* To be done *
What is the number of lines in the entries below that include the word "ylabel"? Provide the number only.

** START OF Given entries **

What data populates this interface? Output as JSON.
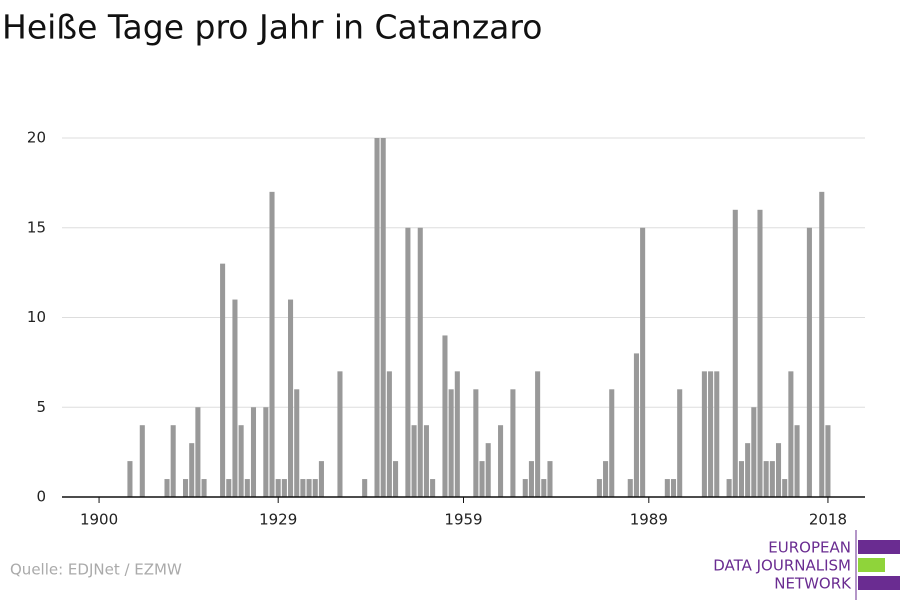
{
  "chart_data": {
    "type": "bar",
    "title": "Heiße Tage pro Jahr in Catanzaro",
    "source": "Quelle: EDJNet / EZMW",
    "logo": [
      "EUROPEAN",
      "DATA JOURNALISM",
      "NETWORK"
    ],
    "color": "#999999",
    "x": [
      1905,
      1907,
      1911,
      1912,
      1914,
      1915,
      1916,
      1917,
      1920,
      1921,
      1922,
      1923,
      1924,
      1925,
      1927,
      1928,
      1929,
      1930,
      1931,
      1932,
      1933,
      1934,
      1935,
      1936,
      1939,
      1943,
      1945,
      1946,
      1947,
      1948,
      1950,
      1951,
      1952,
      1953,
      1954,
      1956,
      1957,
      1958,
      1961,
      1962,
      1963,
      1965,
      1967,
      1969,
      1970,
      1971,
      1972,
      1973,
      1981,
      1982,
      1983,
      1986,
      1987,
      1988,
      1992,
      1993,
      1994,
      1998,
      1999,
      2000,
      2002,
      2003,
      2004,
      2005,
      2006,
      2007,
      2008,
      2009,
      2010,
      2011,
      2012,
      2013,
      2015,
      2017,
      2018
    ],
    "values": [
      2,
      4,
      1,
      4,
      1,
      3,
      5,
      1,
      13,
      1,
      11,
      4,
      1,
      5,
      5,
      17,
      1,
      1,
      11,
      6,
      1,
      1,
      1,
      2,
      7,
      1,
      20,
      20,
      7,
      2,
      15,
      4,
      15,
      4,
      1,
      9,
      6,
      7,
      6,
      2,
      3,
      4,
      6,
      1,
      2,
      7,
      1,
      2,
      1,
      2,
      6,
      1,
      8,
      15,
      1,
      1,
      6,
      7,
      7,
      7,
      1,
      16,
      2,
      3,
      5,
      16,
      2,
      2,
      3,
      1,
      7,
      4,
      15,
      17,
      4
    ],
    "xlim": [
      1894,
      2024
    ],
    "xticks": [
      1900,
      1929,
      1959,
      1989,
      2018
    ],
    "ylim": [
      0,
      20
    ],
    "yticks": [
      0,
      5,
      10,
      15,
      20
    ],
    "grid": true
  }
}
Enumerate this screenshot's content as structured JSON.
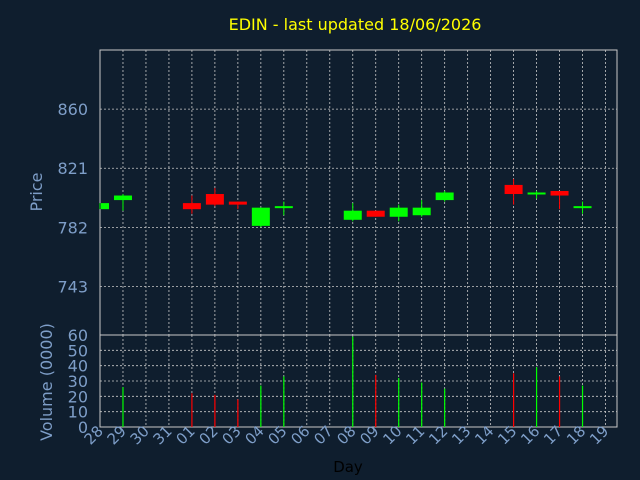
{
  "chart_data": [
    {
      "type": "candlestick",
      "title": "EDIN - last updated 18/06/2026",
      "ylabel": "Price",
      "ylim": [
        711,
        899
      ],
      "yticks": [
        743,
        782,
        821,
        860
      ],
      "grid": true,
      "colors": {
        "up": "#00ff00",
        "down": "#ff0000",
        "title": "#ffff00",
        "axis_text": "#7e9ec8",
        "background": "#0f1e2e",
        "grid": "#c8c8c8"
      },
      "x_tick_labels": [
        "28",
        "29",
        "30",
        "31",
        "01",
        "02",
        "03",
        "04",
        "05",
        "06",
        "07",
        "08",
        "09",
        "10",
        "11",
        "12",
        "13",
        "14",
        "15",
        "16",
        "17",
        "18",
        "19"
      ],
      "candles": [
        {
          "day": "28",
          "open": 794,
          "close": 798,
          "high": 798,
          "low": 794
        },
        {
          "day": "29",
          "open": 800,
          "close": 803,
          "high": 804,
          "low": 793
        },
        {
          "day": "01",
          "open": 798,
          "close": 794,
          "high": 803,
          "low": 791
        },
        {
          "day": "02",
          "open": 804,
          "close": 797,
          "high": 808,
          "low": 796
        },
        {
          "day": "03",
          "open": 799,
          "close": 797,
          "high": 799,
          "low": 794
        },
        {
          "day": "04",
          "open": 783,
          "close": 795,
          "high": 795,
          "low": 782
        },
        {
          "day": "05",
          "open": 796,
          "close": 796,
          "high": 799,
          "low": 790
        },
        {
          "day": "08",
          "open": 787,
          "close": 793,
          "high": 798,
          "low": 786
        },
        {
          "day": "09",
          "open": 793,
          "close": 789,
          "high": 793,
          "low": 789
        },
        {
          "day": "10",
          "open": 789,
          "close": 795,
          "high": 797,
          "low": 786
        },
        {
          "day": "11",
          "open": 790,
          "close": 795,
          "high": 800,
          "low": 789
        },
        {
          "day": "12",
          "open": 800,
          "close": 805,
          "high": 806,
          "low": 799
        },
        {
          "day": "15",
          "open": 810,
          "close": 804,
          "high": 814,
          "low": 797
        },
        {
          "day": "16",
          "open": 804,
          "close": 805,
          "high": 806,
          "low": 801
        },
        {
          "day": "17",
          "open": 806,
          "close": 803,
          "high": 806,
          "low": 794
        },
        {
          "day": "18",
          "open": 796,
          "close": 796,
          "high": 799,
          "low": 791
        }
      ]
    },
    {
      "type": "bar",
      "ylabel": "Volume (0000)",
      "xlabel": "Day",
      "ylim": [
        0,
        60
      ],
      "yticks": [
        0,
        10,
        20,
        30,
        40,
        50,
        60
      ],
      "grid": true,
      "bars": [
        {
          "day": "29",
          "value": 26,
          "direction": "up"
        },
        {
          "day": "01",
          "value": 22,
          "direction": "down"
        },
        {
          "day": "02",
          "value": 21,
          "direction": "down"
        },
        {
          "day": "03",
          "value": 18,
          "direction": "down"
        },
        {
          "day": "04",
          "value": 27,
          "direction": "up"
        },
        {
          "day": "05",
          "value": 33,
          "direction": "up"
        },
        {
          "day": "08",
          "value": 59,
          "direction": "up"
        },
        {
          "day": "09",
          "value": 34,
          "direction": "down"
        },
        {
          "day": "10",
          "value": 32,
          "direction": "up"
        },
        {
          "day": "11",
          "value": 29,
          "direction": "up"
        },
        {
          "day": "12",
          "value": 25,
          "direction": "up"
        },
        {
          "day": "15",
          "value": 35,
          "direction": "down"
        },
        {
          "day": "16",
          "value": 39,
          "direction": "up"
        },
        {
          "day": "17",
          "value": 33,
          "direction": "down"
        },
        {
          "day": "18",
          "value": 27,
          "direction": "up"
        }
      ]
    }
  ]
}
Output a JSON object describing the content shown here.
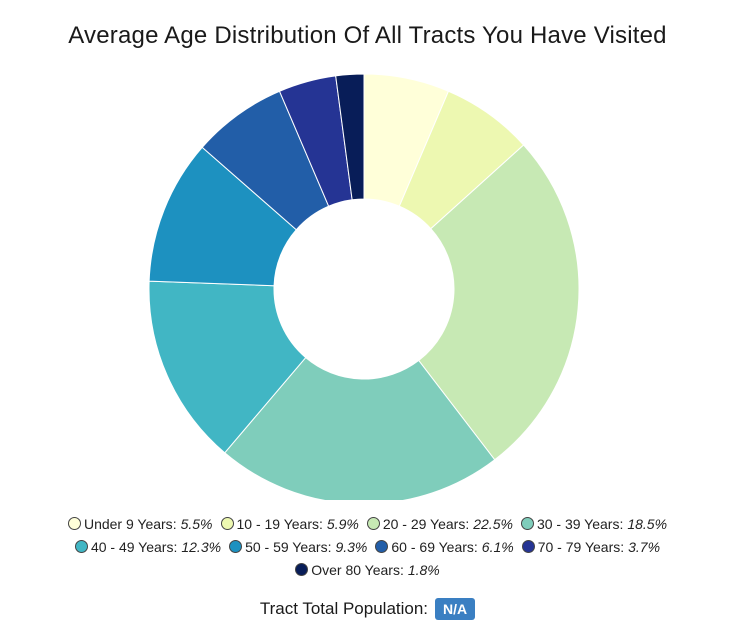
{
  "chart_data": {
    "type": "pie",
    "title": "Average Age Distribution Of All Tracts You Have Visited",
    "categories": [
      "Under 9 Years",
      "10 - 19 Years",
      "20 - 29 Years",
      "30 - 39 Years",
      "40 - 49 Years",
      "50 - 59 Years",
      "60 - 69 Years",
      "70 - 79 Years",
      "Over 80 Years"
    ],
    "values": [
      5.5,
      5.9,
      22.5,
      18.5,
      12.3,
      9.3,
      6.1,
      3.7,
      1.8
    ],
    "value_labels": [
      "5.5%",
      "5.9%",
      "22.5%",
      "18.5%",
      "12.3%",
      "9.3%",
      "6.1%",
      "3.7%",
      "1.8%"
    ],
    "colors": [
      "#ffffd9",
      "#edf8b1",
      "#c7e9b4",
      "#7fcdbb",
      "#41b6c4",
      "#1d91c0",
      "#225ea8",
      "#253494",
      "#081d58"
    ],
    "donut": true,
    "legend_placement": "bottom"
  },
  "footer": {
    "label": "Tract Total Population:",
    "value": "N/A"
  }
}
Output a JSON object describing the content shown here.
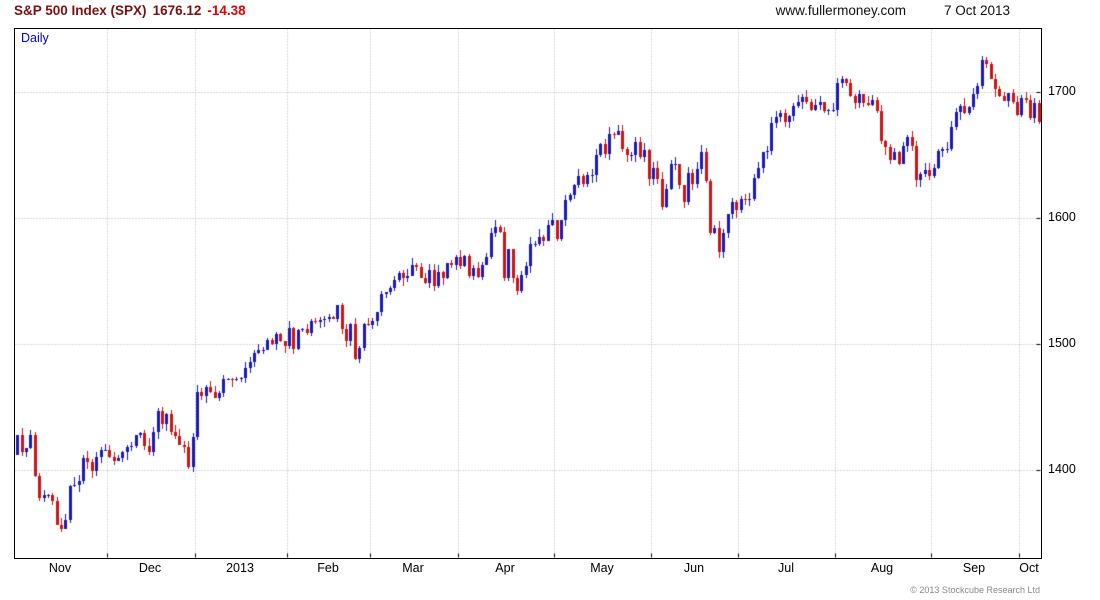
{
  "header": {
    "title": "S&P 500 Index (SPX)",
    "price": "1676.12",
    "change": "-14.38",
    "website": "www.fullermoney.com",
    "date": "7 Oct 2013"
  },
  "frequency_label": "Daily",
  "footer": {
    "copyright": "© 2013 Stockcube Research Ltd"
  },
  "chart_data": {
    "type": "candlestick",
    "title": "S&P 500 Index (SPX) daily candles, Nov 2012 - Oct 2013",
    "xlabel": "",
    "ylabel": "",
    "ylim": [
      1330,
      1750
    ],
    "yticks": [
      1400,
      1500,
      1600,
      1700
    ],
    "grid": true,
    "legend": "none",
    "up_color": "#1a1ab8",
    "down_color": "#cc1414",
    "grid_color": "#b4b4b4",
    "first_open": 1412,
    "months": [
      {
        "label": "Nov",
        "start": 0
      },
      {
        "label": "Dec",
        "start": 21
      },
      {
        "label": "2013",
        "start": 41
      },
      {
        "label": "Feb",
        "start": 62
      },
      {
        "label": "Mar",
        "start": 81
      },
      {
        "label": "Apr",
        "start": 101
      },
      {
        "label": "May",
        "start": 123
      },
      {
        "label": "Jun",
        "start": 145
      },
      {
        "label": "Jul",
        "start": 165
      },
      {
        "label": "Aug",
        "start": 187
      },
      {
        "label": "Sep",
        "start": 209
      },
      {
        "label": "Oct",
        "start": 229
      }
    ],
    "closes": [
      1428,
      1414,
      1417,
      1428,
      1395,
      1378,
      1380,
      1380,
      1375,
      1356,
      1353,
      1360,
      1387,
      1388,
      1391,
      1409,
      1406,
      1399,
      1410,
      1416,
      1416,
      1410,
      1407,
      1409,
      1414,
      1418,
      1419,
      1428,
      1429,
      1419,
      1414,
      1430,
      1447,
      1436,
      1444,
      1430,
      1427,
      1420,
      1418,
      1402,
      1426,
      1462,
      1459,
      1466,
      1462,
      1457,
      1461,
      1472,
      1472,
      1471,
      1472,
      1473,
      1481,
      1486,
      1493,
      1495,
      1495,
      1503,
      1500,
      1508,
      1502,
      1498,
      1513,
      1496,
      1511,
      1512,
      1509,
      1518,
      1517,
      1519,
      1520,
      1521,
      1520,
      1531,
      1512,
      1502,
      1516,
      1488,
      1497,
      1516,
      1515,
      1518,
      1525,
      1540,
      1541,
      1544,
      1551,
      1556,
      1552,
      1554,
      1563,
      1561,
      1552,
      1548,
      1559,
      1546,
      1557,
      1552,
      1564,
      1563,
      1569,
      1562,
      1570,
      1554,
      1560,
      1553,
      1563,
      1569,
      1588,
      1593,
      1589,
      1552,
      1575,
      1552,
      1542,
      1555,
      1562,
      1579,
      1579,
      1585,
      1582,
      1594,
      1598,
      1583,
      1598,
      1614,
      1618,
      1626,
      1633,
      1627,
      1634,
      1634,
      1650,
      1659,
      1651,
      1667,
      1666,
      1669,
      1655,
      1650,
      1650,
      1660,
      1648,
      1654,
      1631,
      1640,
      1631,
      1609,
      1623,
      1643,
      1643,
      1626,
      1613,
      1636,
      1627,
      1639,
      1652,
      1629,
      1588,
      1592,
      1573,
      1588,
      1603,
      1613,
      1606,
      1615,
      1614,
      1615,
      1632,
      1640,
      1652,
      1653,
      1675,
      1680,
      1683,
      1676,
      1681,
      1689,
      1692,
      1696,
      1692,
      1686,
      1690,
      1692,
      1685,
      1686,
      1686,
      1707,
      1710,
      1707,
      1697,
      1691,
      1698,
      1691,
      1690,
      1694,
      1685,
      1661,
      1656,
      1646,
      1652,
      1643,
      1657,
      1664,
      1657,
      1630,
      1635,
      1638,
      1633,
      1640,
      1653,
      1655,
      1655,
      1672,
      1684,
      1689,
      1683,
      1688,
      1698,
      1705,
      1725,
      1722,
      1710,
      1702,
      1697,
      1693,
      1699,
      1692,
      1682,
      1695,
      1694,
      1679,
      1691,
      1676
    ]
  }
}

** END OF Given entries **

* Reply *
3